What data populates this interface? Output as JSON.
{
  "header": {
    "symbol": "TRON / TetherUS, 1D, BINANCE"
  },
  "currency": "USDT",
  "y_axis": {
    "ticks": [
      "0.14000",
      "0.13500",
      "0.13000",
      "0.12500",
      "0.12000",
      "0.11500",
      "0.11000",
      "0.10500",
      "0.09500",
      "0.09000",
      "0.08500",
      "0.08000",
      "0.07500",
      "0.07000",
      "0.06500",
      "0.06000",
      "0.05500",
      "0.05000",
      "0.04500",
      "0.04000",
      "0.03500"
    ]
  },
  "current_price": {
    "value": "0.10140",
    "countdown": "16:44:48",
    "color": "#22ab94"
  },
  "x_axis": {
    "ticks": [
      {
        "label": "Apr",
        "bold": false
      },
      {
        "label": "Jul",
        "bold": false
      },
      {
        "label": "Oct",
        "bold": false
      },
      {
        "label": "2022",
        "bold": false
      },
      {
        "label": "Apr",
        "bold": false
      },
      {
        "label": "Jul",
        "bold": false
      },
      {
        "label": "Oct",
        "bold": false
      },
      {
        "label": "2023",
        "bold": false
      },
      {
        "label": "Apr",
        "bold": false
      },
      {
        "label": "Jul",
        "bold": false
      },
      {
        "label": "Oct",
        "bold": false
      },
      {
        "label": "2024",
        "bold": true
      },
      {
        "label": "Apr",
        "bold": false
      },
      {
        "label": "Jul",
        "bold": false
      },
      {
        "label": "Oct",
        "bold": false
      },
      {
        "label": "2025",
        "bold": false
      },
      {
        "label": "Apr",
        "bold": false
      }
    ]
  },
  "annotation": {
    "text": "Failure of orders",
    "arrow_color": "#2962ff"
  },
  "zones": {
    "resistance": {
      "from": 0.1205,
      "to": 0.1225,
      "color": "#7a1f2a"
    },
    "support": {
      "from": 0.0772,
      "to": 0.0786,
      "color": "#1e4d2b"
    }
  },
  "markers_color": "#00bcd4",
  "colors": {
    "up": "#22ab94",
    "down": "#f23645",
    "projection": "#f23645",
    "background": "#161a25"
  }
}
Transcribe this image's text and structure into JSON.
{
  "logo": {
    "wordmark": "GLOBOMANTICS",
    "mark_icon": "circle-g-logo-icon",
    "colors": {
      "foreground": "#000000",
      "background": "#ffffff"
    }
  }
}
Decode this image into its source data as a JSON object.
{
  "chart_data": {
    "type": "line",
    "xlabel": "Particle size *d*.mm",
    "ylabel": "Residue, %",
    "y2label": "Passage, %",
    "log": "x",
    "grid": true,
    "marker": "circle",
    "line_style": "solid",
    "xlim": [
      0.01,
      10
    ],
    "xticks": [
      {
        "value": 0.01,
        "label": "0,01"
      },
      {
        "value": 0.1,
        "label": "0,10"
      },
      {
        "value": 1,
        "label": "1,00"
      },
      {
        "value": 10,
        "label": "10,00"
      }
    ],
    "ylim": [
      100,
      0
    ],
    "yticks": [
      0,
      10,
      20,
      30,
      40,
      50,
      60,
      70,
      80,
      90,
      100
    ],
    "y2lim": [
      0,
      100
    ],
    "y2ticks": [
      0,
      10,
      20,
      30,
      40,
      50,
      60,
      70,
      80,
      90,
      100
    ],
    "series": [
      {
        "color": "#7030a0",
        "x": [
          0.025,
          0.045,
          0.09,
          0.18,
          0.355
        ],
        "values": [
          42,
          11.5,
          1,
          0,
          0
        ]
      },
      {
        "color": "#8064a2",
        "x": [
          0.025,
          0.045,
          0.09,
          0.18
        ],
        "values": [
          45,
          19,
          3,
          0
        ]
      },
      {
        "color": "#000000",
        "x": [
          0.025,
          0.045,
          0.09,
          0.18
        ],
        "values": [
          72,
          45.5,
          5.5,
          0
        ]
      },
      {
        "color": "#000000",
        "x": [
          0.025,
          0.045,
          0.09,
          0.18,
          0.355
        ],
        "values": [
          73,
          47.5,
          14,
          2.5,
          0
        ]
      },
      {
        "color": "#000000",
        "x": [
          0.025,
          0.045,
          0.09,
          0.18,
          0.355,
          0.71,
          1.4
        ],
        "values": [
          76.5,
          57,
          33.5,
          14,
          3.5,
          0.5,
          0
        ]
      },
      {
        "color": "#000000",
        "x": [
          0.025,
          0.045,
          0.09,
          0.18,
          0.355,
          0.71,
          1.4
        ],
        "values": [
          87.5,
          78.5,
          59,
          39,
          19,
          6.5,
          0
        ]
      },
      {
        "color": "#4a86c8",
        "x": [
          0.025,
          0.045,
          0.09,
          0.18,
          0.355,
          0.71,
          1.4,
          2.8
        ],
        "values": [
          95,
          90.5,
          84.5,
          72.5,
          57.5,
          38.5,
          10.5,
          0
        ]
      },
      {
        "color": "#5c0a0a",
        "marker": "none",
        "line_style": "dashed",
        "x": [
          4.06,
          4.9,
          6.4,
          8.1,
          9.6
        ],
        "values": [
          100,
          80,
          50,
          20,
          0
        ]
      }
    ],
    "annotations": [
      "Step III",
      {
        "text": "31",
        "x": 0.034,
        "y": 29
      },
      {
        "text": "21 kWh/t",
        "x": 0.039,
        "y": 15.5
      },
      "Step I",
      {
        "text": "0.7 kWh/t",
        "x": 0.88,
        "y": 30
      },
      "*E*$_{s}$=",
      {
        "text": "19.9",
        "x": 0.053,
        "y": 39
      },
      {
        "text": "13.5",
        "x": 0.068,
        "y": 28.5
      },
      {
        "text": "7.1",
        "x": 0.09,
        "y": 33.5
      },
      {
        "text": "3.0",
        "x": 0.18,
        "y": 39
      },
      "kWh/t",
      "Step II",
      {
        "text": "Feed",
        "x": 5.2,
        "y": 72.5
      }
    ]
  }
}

☆ ☆ ☆ ☆ ☆

# Task goal
Repeat each record in full; every line must match exactly.

# Full answer
What data populates this interface? Output as JSON.
{
  "header": {
    "symbol": "TRON / TetherUS, 1D, BINANCE"
  },
  "currency": "USDT",
  "y_axis": {
    "ticks": [
      "0.14000",
      "0.13500",
      "0.13000",
      "0.12500",
      "0.12000",
      "0.11500",
      "0.11000",
      "0.10500",
      "0.09500",
      "0.09000",
      "0.08500",
      "0.08000",
      "0.07500",
      "0.07000",
      "0.06500",
      "0.06000",
      "0.05500",
      "0.05000",
      "0.04500",
      "0.04000",
      "0.03500"
    ]
  },
  "current_price": {
    "value": "0.10140",
    "countdown": "16:44:48",
    "color": "#22ab94"
  },
  "x_axis": {
    "ticks": [
      {
        "label": "Apr",
        "bold": false
      },
      {
        "label": "Jul",
        "bold": false
      },
      {
        "label": "Oct",
        "bold": false
      },
      {
        "label": "2022",
        "bold": false
      },
      {
        "label": "Apr",
        "bold": false
      },
      {
        "label": "Jul",
        "bold": false
      },
      {
        "label": "Oct",
        "bold": false
      },
      {
        "label": "2023",
        "bold": false
      },
      {
        "label": "Apr",
        "bold": false
      },
      {
        "label": "Jul",
        "bold": false
      },
      {
        "label": "Oct",
        "bold": false
      },
      {
        "label": "2024",
        "bold": true
      },
      {
        "label": "Apr",
        "bold": false
      },
      {
        "label": "Jul",
        "bold": false
      },
      {
        "label": "Oct",
        "bold": false
      },
      {
        "label": "2025",
        "bold": false
      },
      {
        "label": "Apr",
        "bold": false
      }
    ]
  },
  "annotation": {
    "text": "Failure of orders",
    "arrow_color": "#2962ff"
  },
  "zones": {
    "resistance": {
      "from": 0.1205,
      "to": 0.1225,
      "color": "#7a1f2a"
    },
    "support": {
      "from": 0.0772,
      "to": 0.0786,
      "color": "#1e4d2b"
    }
  },
  "markers_color": "#00bcd4",
  "colors": {
    "up": "#22ab94",
    "down": "#f23645",
    "projection": "#f23645",
    "background": "#161a25"
  }
}
Transcribe this image's text and structure into JSON.
{
  "logo": {
    "wordmark": "GLOBOMANTICS",
    "mark_icon": "circle-g-logo-icon",
    "colors": {
      "foreground": "#000000",
      "background": "#ffffff"
    }
  }
}
Decode this image into its source data as a JSON object.
{
  "chart_data": {
    "type": "line",
    "xlabel": "Particle size *d*.mm",
    "ylabel": "Residue, %",
    "y2label": "Passage, %",
    "log": "x",
    "grid": true,
    "marker": "circle",
    "line_style": "solid",
    "xlim": [
      0.01,
      10
    ],
    "xticks": [
      {
        "value": 0.01,
        "label": "0,01"
      },
      {
        "value": 0.1,
        "label": "0,10"
      },
      {
        "value": 1,
        "label": "1,00"
      },
      {
        "value": 10,
        "label": "10,00"
      }
    ],
    "ylim": [
      100,
      0
    ],
    "yticks": [
      0,
      10,
      20,
      30,
      40,
      50,
      60,
      70,
      80,
      90,
      100
    ],
    "y2lim": [
      0,
      100
    ],
    "y2ticks": [
      0,
      10,
      20,
      30,
      40,
      50,
      60,
      70,
      80,
      90,
      100
    ],
    "series": [
      {
        "color": "#7030a0",
        "x": [
          0.025,
          0.045,
          0.09,
          0.18,
          0.355
        ],
        "values": [
          42,
          11.5,
          1,
          0,
          0
        ]
      },
      {
        "color": "#8064a2",
        "x": [
          0.025,
          0.045,
          0.09,
          0.18
        ],
        "values": [
          45,
          19,
          3,
          0
        ]
      },
      {
        "color": "#000000",
        "x": [
          0.025,
          0.045,
          0.09,
          0.18
        ],
        "values": [
          72,
          45.5,
          5.5,
          0
        ]
      },
      {
        "color": "#000000",
        "x": [
          0.025,
          0.045,
          0.09,
          0.18,
          0.355
        ],
        "values": [
          73,
          47.5,
          14,
          2.5,
          0
        ]
      },
      {
        "color": "#000000",
        "x": [
          0.025,
          0.045,
          0.09,
          0.18,
          0.355,
          0.71,
          1.4
        ],
        "values": [
          76.5,
          57,
          33.5,
          14,
          3.5,
          0.5,
          0
        ]
      },
      {
        "color": "#000000",
        "x": [
          0.025,
          0.045,
          0.09,
          0.18,
          0.355,
          0.71,
          1.4
        ],
        "values": [
          87.5,
          78.5,
          59,
          39,
          19,
          6.5,
          0
        ]
      },
      {
        "color": "#4a86c8",
        "x": [
          0.025,
          0.045,
          0.09,
          0.18,
          0.355,
          0.71,
          1.4,
          2.8
        ],
        "values": [
          95,
          90.5,
          84.5,
          72.5,
          57.5,
          38.5,
          10.5,
          0
        ]
      },
      {
        "color": "#5c0a0a",
        "marker": "none",
        "line_style": "dashed",
        "x": [
          4.06,
          4.9,
          6.4,
          8.1,
          9.6
        ],
        "values": [
          100,
          80,
          50,
          20,
          0
        ]
      }
    ],
    "annotations": [
      "Step III",
      {
        "text": "31",
        "x": 0.034,
        "y": 29
      },
      {
        "text": "21 kWh/t",
        "x": 0.039,
        "y": 15.5
      },
      "Step I",
      {
        "text": "0.7 kWh/t",
        "x": 0.88,
        "y": 30
      },
      "*E*$_{s}$=",
      {
        "text": "19.9",
        "x": 0.053,
        "y": 39
      },
      {
        "text": "13.5",
        "x": 0.068,
        "y": 28.5
      },
      {
        "text": "7.1",
        "x": 0.09,
        "y": 33.5
      },
      {
        "text": "3.0",
        "x": 0.18,
        "y": 39
      },
      "kWh/t",
      "Step II",
      {
        "text": "Feed",
        "x": 5.2,
        "y": 72.5
      }
    ]
  }
}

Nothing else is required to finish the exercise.